Problem to solve — Repeat the entire listing exactly as written.
━━━━━ Records for processing ━━━━━
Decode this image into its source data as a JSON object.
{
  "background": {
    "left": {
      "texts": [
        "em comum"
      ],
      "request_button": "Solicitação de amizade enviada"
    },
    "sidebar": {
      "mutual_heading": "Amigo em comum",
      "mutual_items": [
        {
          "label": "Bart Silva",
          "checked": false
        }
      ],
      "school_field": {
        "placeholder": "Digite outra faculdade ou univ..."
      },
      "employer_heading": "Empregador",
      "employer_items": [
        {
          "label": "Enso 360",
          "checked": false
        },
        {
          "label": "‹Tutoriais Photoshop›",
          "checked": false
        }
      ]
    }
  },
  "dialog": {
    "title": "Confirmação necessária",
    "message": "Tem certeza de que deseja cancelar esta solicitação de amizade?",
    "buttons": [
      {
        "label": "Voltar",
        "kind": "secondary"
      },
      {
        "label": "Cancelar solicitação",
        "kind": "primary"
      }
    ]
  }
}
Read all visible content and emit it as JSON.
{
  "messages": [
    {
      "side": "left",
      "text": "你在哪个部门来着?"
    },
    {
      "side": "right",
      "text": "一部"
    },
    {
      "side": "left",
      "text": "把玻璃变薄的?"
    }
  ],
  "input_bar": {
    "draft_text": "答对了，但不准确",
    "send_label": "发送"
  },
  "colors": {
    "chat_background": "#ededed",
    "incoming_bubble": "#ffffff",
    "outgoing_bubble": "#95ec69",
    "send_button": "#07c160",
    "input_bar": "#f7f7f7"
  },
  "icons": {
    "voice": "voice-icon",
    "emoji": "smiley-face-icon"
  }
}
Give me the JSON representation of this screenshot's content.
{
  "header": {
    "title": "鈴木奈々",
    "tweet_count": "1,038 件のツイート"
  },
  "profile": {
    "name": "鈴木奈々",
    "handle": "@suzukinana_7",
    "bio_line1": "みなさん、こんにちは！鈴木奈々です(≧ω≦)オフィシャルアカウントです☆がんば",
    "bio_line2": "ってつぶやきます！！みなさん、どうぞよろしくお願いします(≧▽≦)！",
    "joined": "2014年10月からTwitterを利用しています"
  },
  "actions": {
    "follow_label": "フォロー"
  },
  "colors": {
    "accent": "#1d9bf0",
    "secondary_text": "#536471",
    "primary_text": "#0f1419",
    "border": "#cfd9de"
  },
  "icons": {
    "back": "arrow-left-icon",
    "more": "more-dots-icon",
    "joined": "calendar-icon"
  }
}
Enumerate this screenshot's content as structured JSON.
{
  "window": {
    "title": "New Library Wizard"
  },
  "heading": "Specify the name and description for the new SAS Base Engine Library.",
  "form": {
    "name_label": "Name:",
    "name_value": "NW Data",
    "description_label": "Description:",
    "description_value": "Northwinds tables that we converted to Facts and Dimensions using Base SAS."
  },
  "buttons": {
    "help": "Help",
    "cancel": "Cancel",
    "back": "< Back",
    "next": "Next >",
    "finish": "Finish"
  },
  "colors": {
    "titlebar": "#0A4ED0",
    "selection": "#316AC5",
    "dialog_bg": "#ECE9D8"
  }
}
━━━━━
Answer to this exercise —
Decode this image into its source data as a JSON object.
{
  "background": {
    "left": {
      "texts": [
        "em comum"
      ],
      "request_button": "Solicitação de amizade enviada"
    },
    "sidebar": {
      "mutual_heading": "Amigo em comum",
      "mutual_items": [
        {
          "label": "Bart Silva",
          "checked": false
        }
      ],
      "school_field": {
        "placeholder": "Digite outra faculdade ou univ..."
      },
      "employer_heading": "Empregador",
      "employer_items": [
        {
          "label": "Enso 360",
          "checked": false
        },
        {
          "label": "‹Tutoriais Photoshop›",
          "checked": false
        }
      ]
    }
  },
  "dialog": {
    "title": "Confirmação necessária",
    "message": "Tem certeza de que deseja cancelar esta solicitação de amizade?",
    "buttons": [
      {
        "label": "Voltar",
        "kind": "secondary"
      },
      {
        "label": "Cancelar solicitação",
        "kind": "primary"
      }
    ]
  }
}
Read all visible content and emit it as JSON.
{
  "messages": [
    {
      "side": "left",
      "text": "你在哪个部门来着?"
    },
    {
      "side": "right",
      "text": "一部"
    },
    {
      "side": "left",
      "text": "把玻璃变薄的?"
    }
  ],
  "input_bar": {
    "draft_text": "答对了，但不准确",
    "send_label": "发送"
  },
  "colors": {
    "chat_background": "#ededed",
    "incoming_bubble": "#ffffff",
    "outgoing_bubble": "#95ec69",
    "send_button": "#07c160",
    "input_bar": "#f7f7f7"
  },
  "icons": {
    "voice": "voice-icon",
    "emoji": "smiley-face-icon"
  }
}
Give me the JSON representation of this screenshot's content.
{
  "header": {
    "title": "鈴木奈々",
    "tweet_count": "1,038 件のツイート"
  },
  "profile": {
    "name": "鈴木奈々",
    "handle": "@suzukinana_7",
    "bio_line1": "みなさん、こんにちは！鈴木奈々です(≧ω≦)オフィシャルアカウントです☆がんば",
    "bio_line2": "ってつぶやきます！！みなさん、どうぞよろしくお願いします(≧▽≦)！",
    "joined": "2014年10月からTwitterを利用しています"
  },
  "actions": {
    "follow_label": "フォロー"
  },
  "colors": {
    "accent": "#1d9bf0",
    "secondary_text": "#536471",
    "primary_text": "#0f1419",
    "border": "#cfd9de"
  },
  "icons": {
    "back": "arrow-left-icon",
    "more": "more-dots-icon",
    "joined": "calendar-icon"
  }
}
Enumerate this screenshot's content as structured JSON.
{
  "window": {
    "title": "New Library Wizard"
  },
  "heading": "Specify the name and description for the new SAS Base Engine Library.",
  "form": {
    "name_label": "Name:",
    "name_value": "NW Data",
    "description_label": "Description:",
    "description_value": "Northwinds tables that we converted to Facts and Dimensions using Base SAS."
  },
  "buttons": {
    "help": "Help",
    "cancel": "Cancel",
    "back": "< Back",
    "next": "Next >",
    "finish": "Finish"
  },
  "colors": {
    "titlebar": "#0A4ED0",
    "selection": "#316AC5",
    "dialog_bg": "#ECE9D8"
  }
}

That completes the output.